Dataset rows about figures
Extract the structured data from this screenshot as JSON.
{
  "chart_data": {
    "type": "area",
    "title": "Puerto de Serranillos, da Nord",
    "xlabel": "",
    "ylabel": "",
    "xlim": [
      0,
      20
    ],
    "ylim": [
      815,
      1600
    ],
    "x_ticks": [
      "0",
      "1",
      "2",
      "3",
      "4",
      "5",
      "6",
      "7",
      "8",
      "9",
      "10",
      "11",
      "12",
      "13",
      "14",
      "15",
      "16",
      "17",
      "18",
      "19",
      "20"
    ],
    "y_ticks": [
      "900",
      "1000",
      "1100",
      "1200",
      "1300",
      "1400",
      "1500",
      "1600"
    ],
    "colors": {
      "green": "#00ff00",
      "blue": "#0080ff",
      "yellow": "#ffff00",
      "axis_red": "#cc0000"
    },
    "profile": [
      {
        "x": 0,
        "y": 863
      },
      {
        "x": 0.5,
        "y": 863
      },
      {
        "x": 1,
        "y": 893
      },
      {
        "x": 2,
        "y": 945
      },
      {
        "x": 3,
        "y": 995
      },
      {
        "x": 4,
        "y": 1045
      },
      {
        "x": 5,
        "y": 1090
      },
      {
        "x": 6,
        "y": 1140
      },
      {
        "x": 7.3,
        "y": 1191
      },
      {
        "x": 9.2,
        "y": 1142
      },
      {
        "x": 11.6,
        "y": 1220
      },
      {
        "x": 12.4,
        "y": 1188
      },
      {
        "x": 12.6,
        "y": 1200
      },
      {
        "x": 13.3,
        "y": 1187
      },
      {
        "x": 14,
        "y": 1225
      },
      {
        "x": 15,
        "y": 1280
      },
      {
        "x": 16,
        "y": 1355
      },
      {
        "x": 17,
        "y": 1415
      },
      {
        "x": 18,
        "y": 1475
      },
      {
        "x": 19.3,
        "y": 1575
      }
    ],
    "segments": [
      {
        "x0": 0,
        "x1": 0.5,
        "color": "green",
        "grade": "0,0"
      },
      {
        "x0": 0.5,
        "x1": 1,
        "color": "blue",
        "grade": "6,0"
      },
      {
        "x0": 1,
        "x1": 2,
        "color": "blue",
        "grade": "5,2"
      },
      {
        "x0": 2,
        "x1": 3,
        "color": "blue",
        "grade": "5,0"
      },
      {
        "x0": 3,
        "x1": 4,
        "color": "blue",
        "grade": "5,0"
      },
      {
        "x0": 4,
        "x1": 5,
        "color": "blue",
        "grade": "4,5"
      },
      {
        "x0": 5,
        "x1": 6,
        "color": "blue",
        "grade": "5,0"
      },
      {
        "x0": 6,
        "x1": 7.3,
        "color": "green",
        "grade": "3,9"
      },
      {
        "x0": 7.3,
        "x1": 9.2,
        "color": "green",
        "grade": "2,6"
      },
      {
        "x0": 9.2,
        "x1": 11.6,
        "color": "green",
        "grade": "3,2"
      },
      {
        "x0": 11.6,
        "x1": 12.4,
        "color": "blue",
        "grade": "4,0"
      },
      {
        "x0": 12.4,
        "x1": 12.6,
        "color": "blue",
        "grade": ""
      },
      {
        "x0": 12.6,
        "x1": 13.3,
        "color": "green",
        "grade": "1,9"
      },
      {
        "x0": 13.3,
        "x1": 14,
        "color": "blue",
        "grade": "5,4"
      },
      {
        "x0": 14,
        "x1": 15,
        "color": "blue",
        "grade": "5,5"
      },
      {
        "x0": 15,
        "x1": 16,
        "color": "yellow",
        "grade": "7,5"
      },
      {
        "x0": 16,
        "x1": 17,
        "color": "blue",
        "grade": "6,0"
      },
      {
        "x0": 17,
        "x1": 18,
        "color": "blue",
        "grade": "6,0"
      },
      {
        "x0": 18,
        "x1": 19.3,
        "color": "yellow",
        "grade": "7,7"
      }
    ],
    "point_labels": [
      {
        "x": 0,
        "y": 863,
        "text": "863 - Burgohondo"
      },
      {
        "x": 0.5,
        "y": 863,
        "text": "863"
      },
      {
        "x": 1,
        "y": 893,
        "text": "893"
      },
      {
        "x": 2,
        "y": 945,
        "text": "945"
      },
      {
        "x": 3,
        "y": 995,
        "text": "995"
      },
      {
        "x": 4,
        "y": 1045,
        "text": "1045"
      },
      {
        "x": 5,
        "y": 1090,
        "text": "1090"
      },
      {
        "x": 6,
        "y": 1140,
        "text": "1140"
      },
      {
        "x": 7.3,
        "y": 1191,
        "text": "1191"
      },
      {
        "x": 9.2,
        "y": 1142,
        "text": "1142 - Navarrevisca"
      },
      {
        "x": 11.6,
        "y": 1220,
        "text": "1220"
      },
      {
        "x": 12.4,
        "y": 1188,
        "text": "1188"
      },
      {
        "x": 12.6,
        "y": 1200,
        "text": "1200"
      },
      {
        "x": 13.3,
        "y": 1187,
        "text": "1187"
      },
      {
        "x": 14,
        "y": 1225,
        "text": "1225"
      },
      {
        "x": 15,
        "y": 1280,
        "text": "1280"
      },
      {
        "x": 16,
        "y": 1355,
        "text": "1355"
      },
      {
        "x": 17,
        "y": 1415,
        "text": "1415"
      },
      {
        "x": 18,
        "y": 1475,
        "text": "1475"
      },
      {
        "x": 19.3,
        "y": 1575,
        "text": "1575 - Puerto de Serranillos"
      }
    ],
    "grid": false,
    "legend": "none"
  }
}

■ EXERCISE AIM: Show the lines of the material that contain the word "Puerto".

■ CORRECT OUTPUT:
    "title": "Puerto de Serranillos, da Nord",
        "text": "1575 - Puerto de Serranillos"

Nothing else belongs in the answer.